## Begin

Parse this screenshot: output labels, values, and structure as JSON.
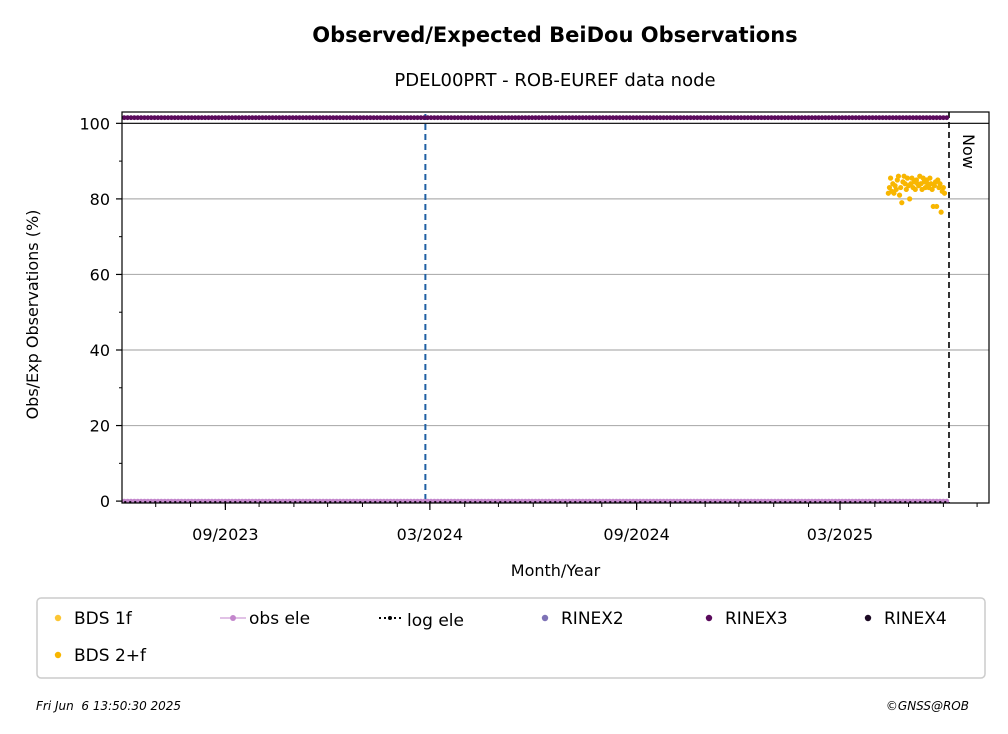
{
  "chart_data": {
    "type": "scatter",
    "title": "Observed/Expected BeiDou Observations",
    "subtitle": "PDEL00PRT - ROB-EUREF data node",
    "xlabel": "Month/Year",
    "ylabel": "Obs/Exp Observations (%)",
    "xlim": [
      "2023-06-01",
      "2025-07-01"
    ],
    "ylim": [
      -0.5,
      103
    ],
    "x_tick_labels": [
      "09/2023",
      "03/2024",
      "09/2024",
      "03/2025"
    ],
    "x_ticks": [
      "2023-09-01",
      "2024-03-01",
      "2024-09-01",
      "2025-03-01"
    ],
    "y_ticks": [
      0,
      20,
      40,
      60,
      80,
      100
    ],
    "grid": "horizontal",
    "now_label": "Now",
    "now_date": "2025-06-06",
    "event_line_date": "2024-02-26",
    "colors": {
      "bds_1f": "#fcc634",
      "bds_2f": "#f8b600",
      "obs_ele": "#c386cc",
      "log_ele": "#000000",
      "rinex2": "#7e72b6",
      "rinex3": "#5a0a5c",
      "rinex4": "#1c0a24",
      "event_line": "#1f5fa3"
    },
    "series": [
      {
        "name": "RINEX3",
        "color": "#5a0a5c",
        "constant_y": 101.5,
        "x_start": "2023-06-03",
        "x_end": "2025-06-04"
      },
      {
        "name": "obs ele",
        "color": "#c386cc",
        "constant_y": 0,
        "x_start": "2023-06-03",
        "x_end": "2025-06-04"
      },
      {
        "name": "log ele",
        "color": "#000000",
        "constant_y": 0,
        "x_start": "2023-06-03",
        "x_end": "2025-06-04"
      },
      {
        "name": "BDS 2+f",
        "color": "#f8b600",
        "points": [
          [
            "2025-04-13",
            81.5
          ],
          [
            "2025-04-14",
            83.0
          ],
          [
            "2025-04-15",
            85.5
          ],
          [
            "2025-04-16",
            82.0
          ],
          [
            "2025-04-17",
            84.0
          ],
          [
            "2025-04-18",
            81.5
          ],
          [
            "2025-04-19",
            83.5
          ],
          [
            "2025-04-20",
            82.5
          ],
          [
            "2025-04-21",
            85.0
          ],
          [
            "2025-04-22",
            86.0
          ],
          [
            "2025-04-23",
            81.0
          ],
          [
            "2025-04-24",
            83.0
          ],
          [
            "2025-04-25",
            79.0
          ],
          [
            "2025-04-26",
            84.5
          ],
          [
            "2025-04-27",
            86.0
          ],
          [
            "2025-04-28",
            84.0
          ],
          [
            "2025-04-29",
            82.5
          ],
          [
            "2025-04-30",
            85.5
          ],
          [
            "2025-05-01",
            83.5
          ],
          [
            "2025-05-02",
            80.0
          ],
          [
            "2025-05-03",
            84.0
          ],
          [
            "2025-05-04",
            85.5
          ],
          [
            "2025-05-05",
            83.0
          ],
          [
            "2025-05-06",
            84.5
          ],
          [
            "2025-05-07",
            82.5
          ],
          [
            "2025-05-08",
            85.0
          ],
          [
            "2025-05-09",
            84.0
          ],
          [
            "2025-05-10",
            83.5
          ],
          [
            "2025-05-11",
            86.0
          ],
          [
            "2025-05-12",
            84.0
          ],
          [
            "2025-05-13",
            82.5
          ],
          [
            "2025-05-14",
            85.5
          ],
          [
            "2025-05-15",
            84.5
          ],
          [
            "2025-05-16",
            83.0
          ],
          [
            "2025-05-17",
            85.0
          ],
          [
            "2025-05-18",
            84.0
          ],
          [
            "2025-05-19",
            83.0
          ],
          [
            "2025-05-20",
            85.5
          ],
          [
            "2025-05-21",
            84.0
          ],
          [
            "2025-05-22",
            82.5
          ],
          [
            "2025-05-23",
            78.0
          ],
          [
            "2025-05-24",
            83.5
          ],
          [
            "2025-05-25",
            84.5
          ],
          [
            "2025-05-26",
            78.0
          ],
          [
            "2025-05-27",
            85.0
          ],
          [
            "2025-05-28",
            83.0
          ],
          [
            "2025-05-29",
            84.0
          ],
          [
            "2025-05-30",
            76.5
          ],
          [
            "2025-05-31",
            82.0
          ],
          [
            "2025-06-01",
            83.0
          ],
          [
            "2025-06-02",
            81.5
          ]
        ]
      }
    ],
    "legend": [
      {
        "label": "BDS 1f",
        "marker": "dot",
        "color": "#fcc634"
      },
      {
        "label": "obs ele",
        "marker": "line-dot",
        "color": "#c386cc"
      },
      {
        "label": "log ele",
        "marker": "dotted-line",
        "color": "#000000"
      },
      {
        "label": "RINEX2",
        "marker": "dot",
        "color": "#7e72b6"
      },
      {
        "label": "RINEX3",
        "marker": "dot",
        "color": "#5a0a5c"
      },
      {
        "label": "RINEX4",
        "marker": "dot",
        "color": "#1c0a24"
      },
      {
        "label": "BDS 2+f",
        "marker": "dot",
        "color": "#f8b600"
      }
    ],
    "legend_placement": "below plot"
  },
  "footer": {
    "timestamp": "Fri Jun  6 13:50:30 2025",
    "credit": "©GNSS@ROB"
  }
}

## End

#### Work to complete:
All of the data above should be transcribed verbatim, with pictures omitted.

#### Exercise response:
Parse this screenshot: output labels, values, and structure as JSON.
{
  "chart_data": {
    "type": "scatter",
    "title": "Observed/Expected BeiDou Observations",
    "subtitle": "PDEL00PRT - ROB-EUREF data node",
    "xlabel": "Month/Year",
    "ylabel": "Obs/Exp Observations (%)",
    "xlim": [
      "2023-06-01",
      "2025-07-01"
    ],
    "ylim": [
      -0.5,
      103
    ],
    "x_tick_labels": [
      "09/2023",
      "03/2024",
      "09/2024",
      "03/2025"
    ],
    "x_ticks": [
      "2023-09-01",
      "2024-03-01",
      "2024-09-01",
      "2025-03-01"
    ],
    "y_ticks": [
      0,
      20,
      40,
      60,
      80,
      100
    ],
    "grid": "horizontal",
    "now_label": "Now",
    "now_date": "2025-06-06",
    "event_line_date": "2024-02-26",
    "colors": {
      "bds_1f": "#fcc634",
      "bds_2f": "#f8b600",
      "obs_ele": "#c386cc",
      "log_ele": "#000000",
      "rinex2": "#7e72b6",
      "rinex3": "#5a0a5c",
      "rinex4": "#1c0a24",
      "event_line": "#1f5fa3"
    },
    "series": [
      {
        "name": "RINEX3",
        "color": "#5a0a5c",
        "constant_y": 101.5,
        "x_start": "2023-06-03",
        "x_end": "2025-06-04"
      },
      {
        "name": "obs ele",
        "color": "#c386cc",
        "constant_y": 0,
        "x_start": "2023-06-03",
        "x_end": "2025-06-04"
      },
      {
        "name": "log ele",
        "color": "#000000",
        "constant_y": 0,
        "x_start": "2023-06-03",
        "x_end": "2025-06-04"
      },
      {
        "name": "BDS 2+f",
        "color": "#f8b600",
        "points": [
          [
            "2025-04-13",
            81.5
          ],
          [
            "2025-04-14",
            83.0
          ],
          [
            "2025-04-15",
            85.5
          ],
          [
            "2025-04-16",
            82.0
          ],
          [
            "2025-04-17",
            84.0
          ],
          [
            "2025-04-18",
            81.5
          ],
          [
            "2025-04-19",
            83.5
          ],
          [
            "2025-04-20",
            82.5
          ],
          [
            "2025-04-21",
            85.0
          ],
          [
            "2025-04-22",
            86.0
          ],
          [
            "2025-04-23",
            81.0
          ],
          [
            "2025-04-24",
            83.0
          ],
          [
            "2025-04-25",
            79.0
          ],
          [
            "2025-04-26",
            84.5
          ],
          [
            "2025-04-27",
            86.0
          ],
          [
            "2025-04-28",
            84.0
          ],
          [
            "2025-04-29",
            82.5
          ],
          [
            "2025-04-30",
            85.5
          ],
          [
            "2025-05-01",
            83.5
          ],
          [
            "2025-05-02",
            80.0
          ],
          [
            "2025-05-03",
            84.0
          ],
          [
            "2025-05-04",
            85.5
          ],
          [
            "2025-05-05",
            83.0
          ],
          [
            "2025-05-06",
            84.5
          ],
          [
            "2025-05-07",
            82.5
          ],
          [
            "2025-05-08",
            85.0
          ],
          [
            "2025-05-09",
            84.0
          ],
          [
            "2025-05-10",
            83.5
          ],
          [
            "2025-05-11",
            86.0
          ],
          [
            "2025-05-12",
            84.0
          ],
          [
            "2025-05-13",
            82.5
          ],
          [
            "2025-05-14",
            85.5
          ],
          [
            "2025-05-15",
            84.5
          ],
          [
            "2025-05-16",
            83.0
          ],
          [
            "2025-05-17",
            85.0
          ],
          [
            "2025-05-18",
            84.0
          ],
          [
            "2025-05-19",
            83.0
          ],
          [
            "2025-05-20",
            85.5
          ],
          [
            "2025-05-21",
            84.0
          ],
          [
            "2025-05-22",
            82.5
          ],
          [
            "2025-05-23",
            78.0
          ],
          [
            "2025-05-24",
            83.5
          ],
          [
            "2025-05-25",
            84.5
          ],
          [
            "2025-05-26",
            78.0
          ],
          [
            "2025-05-27",
            85.0
          ],
          [
            "2025-05-28",
            83.0
          ],
          [
            "2025-05-29",
            84.0
          ],
          [
            "2025-05-30",
            76.5
          ],
          [
            "2025-05-31",
            82.0
          ],
          [
            "2025-06-01",
            83.0
          ],
          [
            "2025-06-02",
            81.5
          ]
        ]
      }
    ],
    "legend": [
      {
        "label": "BDS 1f",
        "marker": "dot",
        "color": "#fcc634"
      },
      {
        "label": "obs ele",
        "marker": "line-dot",
        "color": "#c386cc"
      },
      {
        "label": "log ele",
        "marker": "dotted-line",
        "color": "#000000"
      },
      {
        "label": "RINEX2",
        "marker": "dot",
        "color": "#7e72b6"
      },
      {
        "label": "RINEX3",
        "marker": "dot",
        "color": "#5a0a5c"
      },
      {
        "label": "RINEX4",
        "marker": "dot",
        "color": "#1c0a24"
      },
      {
        "label": "BDS 2+f",
        "marker": "dot",
        "color": "#f8b600"
      }
    ],
    "legend_placement": "below plot"
  },
  "footer": {
    "timestamp": "Fri Jun  6 13:50:30 2025",
    "credit": "©GNSS@ROB"
  }
}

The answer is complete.